[STATED TASK] Write the data below out exactly as it stands. Do not include the pictures.

================================

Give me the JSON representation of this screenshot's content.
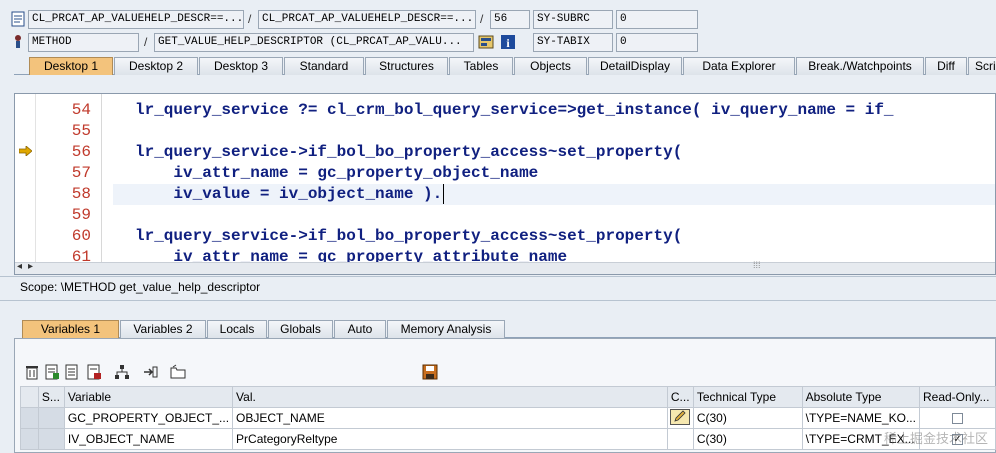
{
  "top_fields": {
    "program": "CL_PRCAT_AP_VALUEHELP_DESCR==...",
    "include": "CL_PRCAT_AP_VALUEHELP_DESCR==...",
    "line": "56",
    "sy_subrc_label": "SY-SUBRC",
    "sy_subrc_value": "0",
    "event_type": "METHOD",
    "event_name": "GET_VALUE_HELP_DESCRIPTOR (CL_PRCAT_AP_VALU...",
    "sy_tabix_label": "SY-TABIX",
    "sy_tabix_value": "0"
  },
  "desktop_tabs": [
    "Desktop 1",
    "Desktop 2",
    "Desktop 3",
    "Standard",
    "Structures",
    "Tables",
    "Objects",
    "DetailDisplay",
    "Data Explorer",
    "Break./Watchpoints",
    "Diff",
    "Scrip"
  ],
  "code": {
    "lines": [
      {
        "num": "54",
        "text": "lr_query_service ?= cl_crm_bol_query_service=>get_instance( iv_query_name = if_"
      },
      {
        "num": "55",
        "text": ""
      },
      {
        "num": "56",
        "text": "lr_query_service->if_bol_bo_property_access~set_property("
      },
      {
        "num": "57",
        "text": "    iv_attr_name = gc_property_object_name"
      },
      {
        "num": "58",
        "text": "    iv_value = iv_object_name )."
      },
      {
        "num": "59",
        "text": ""
      },
      {
        "num": "60",
        "text": "lr_query_service->if_bol_bo_property_access~set_property("
      },
      {
        "num": "61",
        "text": "    iv_attr_name = gc_property_attribute_name"
      }
    ],
    "current_line": "56",
    "highlight_line": "58"
  },
  "scope": "Scope: \\METHOD get_value_help_descriptor",
  "variable_tabs": [
    "Variables 1",
    "Variables 2",
    "Locals",
    "Globals",
    "Auto",
    "Memory Analysis"
  ],
  "table": {
    "columns": [
      "S...",
      "Variable",
      "Val.",
      "C...",
      "Technical Type",
      "Absolute Type",
      "Read-Only..."
    ],
    "rows": [
      {
        "variable": "GC_PROPERTY_OBJECT_...",
        "value": "OBJECT_NAME",
        "tech_type": "C(30)",
        "abs_type": "\\TYPE=NAME_KO...",
        "readonly": false
      },
      {
        "variable": "IV_OBJECT_NAME",
        "value": "PrCategoryReltype",
        "tech_type": "C(30)",
        "abs_type": "\\TYPE=CRMT_EX...",
        "readonly": true
      }
    ]
  },
  "watermark": "稀土掘金技术社区",
  "colors": {
    "active_tab": "#f3c37c",
    "code_keyword": "#102080",
    "line_number": "#c0392b",
    "current_line_arrow": "#e0a800"
  }
}
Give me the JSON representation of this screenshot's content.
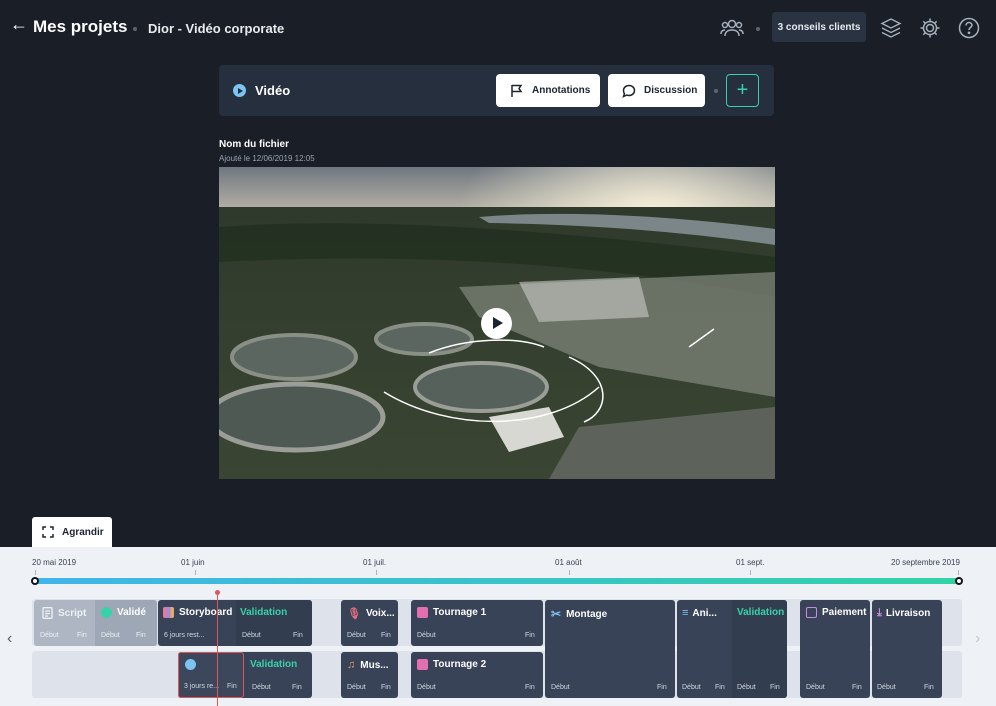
{
  "header": {
    "title": "Mes projets",
    "project": "Dior - Vidéo corporate",
    "conseils": "3 conseils clients",
    "icons": [
      "back-arrow-icon",
      "team-icon",
      "cube-icon",
      "settings-icon",
      "help-icon"
    ]
  },
  "toolbar": {
    "label": "Vidéo",
    "annotations": "Annotations",
    "discussion": "Discussion",
    "add": "+"
  },
  "file": {
    "name": "Nom du fichier",
    "added": "Ajouté le 12/06/2019   12:05"
  },
  "timeline": {
    "expand_label": "Agrandir",
    "dates": [
      "20 mai 2019",
      "01 juin",
      "01 juil.",
      "01 août",
      "01 sept.",
      "20 septembre 2019"
    ],
    "labels": {
      "debut": "Début",
      "fin": "Fin"
    },
    "row1": {
      "script": "Script",
      "valide": "Validé",
      "storyboard": "Storyboard",
      "storyboard_remaining": "6 jours rest...",
      "validation": "Validation",
      "voix": "Voix...",
      "tournage1": "Tournage 1",
      "montage": "Montage",
      "ani": "Ani...",
      "validation2": "Validation",
      "paiement": "Paiement",
      "livraison": "Livraison"
    },
    "row2": {
      "video_remaining": "3 jours re...",
      "validation": "Validation",
      "musique": "Mus...",
      "tournage2": "Tournage 2"
    }
  },
  "colors": {
    "accent_green": "#38d2a9",
    "accent_blue": "#40b5ea",
    "background": "#191e27",
    "task": "#384357",
    "cursor": "#e05656"
  }
}
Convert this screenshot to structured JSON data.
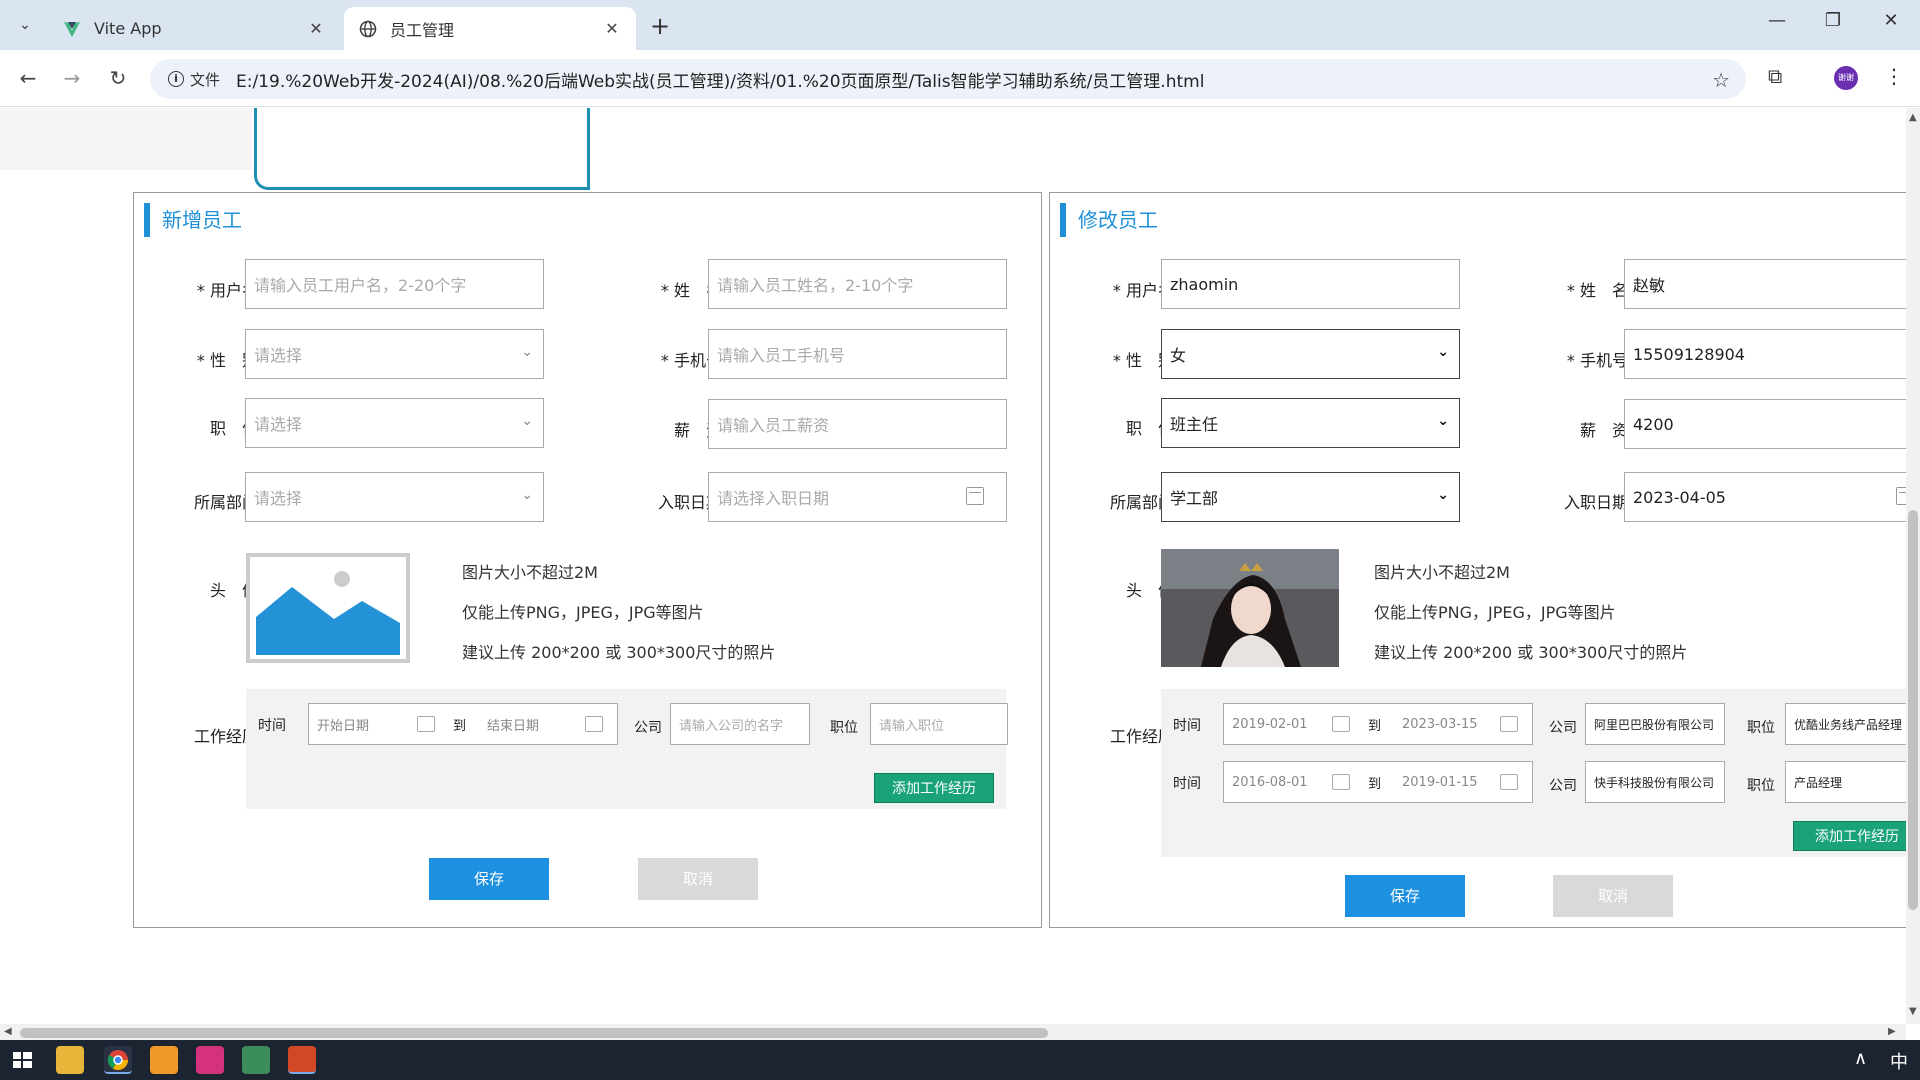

================================

[THE RESPONSE]
Give me the JSON representation of this screenshot's content.
{
  "top_fields": {
    "program": "CL_PRCAT_AP_VALUEHELP_DESCR==...",
    "include": "CL_PRCAT_AP_VALUEHELP_DESCR==...",
    "line": "56",
    "sy_subrc_label": "SY-SUBRC",
    "sy_subrc_value": "0",
    "event_type": "METHOD",
    "event_name": "GET_VALUE_HELP_DESCRIPTOR (CL_PRCAT_AP_VALU...",
    "sy_tabix_label": "SY-TABIX",
    "sy_tabix_value": "0"
  },
  "desktop_tabs": [
    "Desktop 1",
    "Desktop 2",
    "Desktop 3",
    "Standard",
    "Structures",
    "Tables",
    "Objects",
    "DetailDisplay",
    "Data Explorer",
    "Break./Watchpoints",
    "Diff",
    "Scrip"
  ],
  "code": {
    "lines": [
      {
        "num": "54",
        "text": "lr_query_service ?= cl_crm_bol_query_service=>get_instance( iv_query_name = if_"
      },
      {
        "num": "55",
        "text": ""
      },
      {
        "num": "56",
        "text": "lr_query_service->if_bol_bo_property_access~set_property("
      },
      {
        "num": "57",
        "text": "    iv_attr_name = gc_property_object_name"
      },
      {
        "num": "58",
        "text": "    iv_value = iv_object_name )."
      },
      {
        "num": "59",
        "text": ""
      },
      {
        "num": "60",
        "text": "lr_query_service->if_bol_bo_property_access~set_property("
      },
      {
        "num": "61",
        "text": "    iv_attr_name = gc_property_attribute_name"
      }
    ],
    "current_line": "56",
    "highlight_line": "58"
  },
  "scope": "Scope: \\METHOD get_value_help_descriptor",
  "variable_tabs": [
    "Variables 1",
    "Variables 2",
    "Locals",
    "Globals",
    "Auto",
    "Memory Analysis"
  ],
  "table": {
    "columns": [
      "S...",
      "Variable",
      "Val.",
      "C...",
      "Technical Type",
      "Absolute Type",
      "Read-Only..."
    ],
    "rows": [
      {
        "variable": "GC_PROPERTY_OBJECT_...",
        "value": "OBJECT_NAME",
        "tech_type": "C(30)",
        "abs_type": "\\TYPE=NAME_KO...",
        "readonly": false
      },
      {
        "variable": "IV_OBJECT_NAME",
        "value": "PrCategoryReltype",
        "tech_type": "C(30)",
        "abs_type": "\\TYPE=CRMT_EX...",
        "readonly": true
      }
    ]
  },
  "watermark": "稀土掘金技术社区",
  "colors": {
    "active_tab": "#f3c37c",
    "code_keyword": "#102080",
    "line_number": "#c0392b",
    "current_line_arrow": "#e0a800"
  }
}
Give me the JSON representation of this screenshot's content.
{
  "header": {
    "title": "Mes projets",
    "project": "Dior - Vidéo corporate",
    "conseils": "3 conseils clients",
    "icons": [
      "back-arrow-icon",
      "team-icon",
      "cube-icon",
      "settings-icon",
      "help-icon"
    ]
  },
  "toolbar": {
    "label": "Vidéo",
    "annotations": "Annotations",
    "discussion": "Discussion",
    "add": "+"
  },
  "file": {
    "name": "Nom du fichier",
    "added": "Ajouté le 12/06/2019   12:05"
  },
  "timeline": {
    "expand_label": "Agrandir",
    "dates": [
      "20 mai 2019",
      "01 juin",
      "01 juil.",
      "01 août",
      "01 sept.",
      "20 septembre 2019"
    ],
    "labels": {
      "debut": "Début",
      "fin": "Fin"
    },
    "row1": {
      "script": "Script",
      "valide": "Validé",
      "storyboard": "Storyboard",
      "storyboard_remaining": "6 jours rest...",
      "validation": "Validation",
      "voix": "Voix...",
      "tournage1": "Tournage 1",
      "montage": "Montage",
      "ani": "Ani...",
      "validation2": "Validation",
      "paiement": "Paiement",
      "livraison": "Livraison"
    },
    "row2": {
      "video_remaining": "3 jours re...",
      "validation": "Validation",
      "musique": "Mus...",
      "tournage2": "Tournage 2"
    }
  },
  "colors": {
    "accent_green": "#38d2a9",
    "accent_blue": "#40b5ea",
    "background": "#191e27",
    "task": "#384357",
    "cursor": "#e05656"
  }
}
Convert this screenshot to structured JSON data.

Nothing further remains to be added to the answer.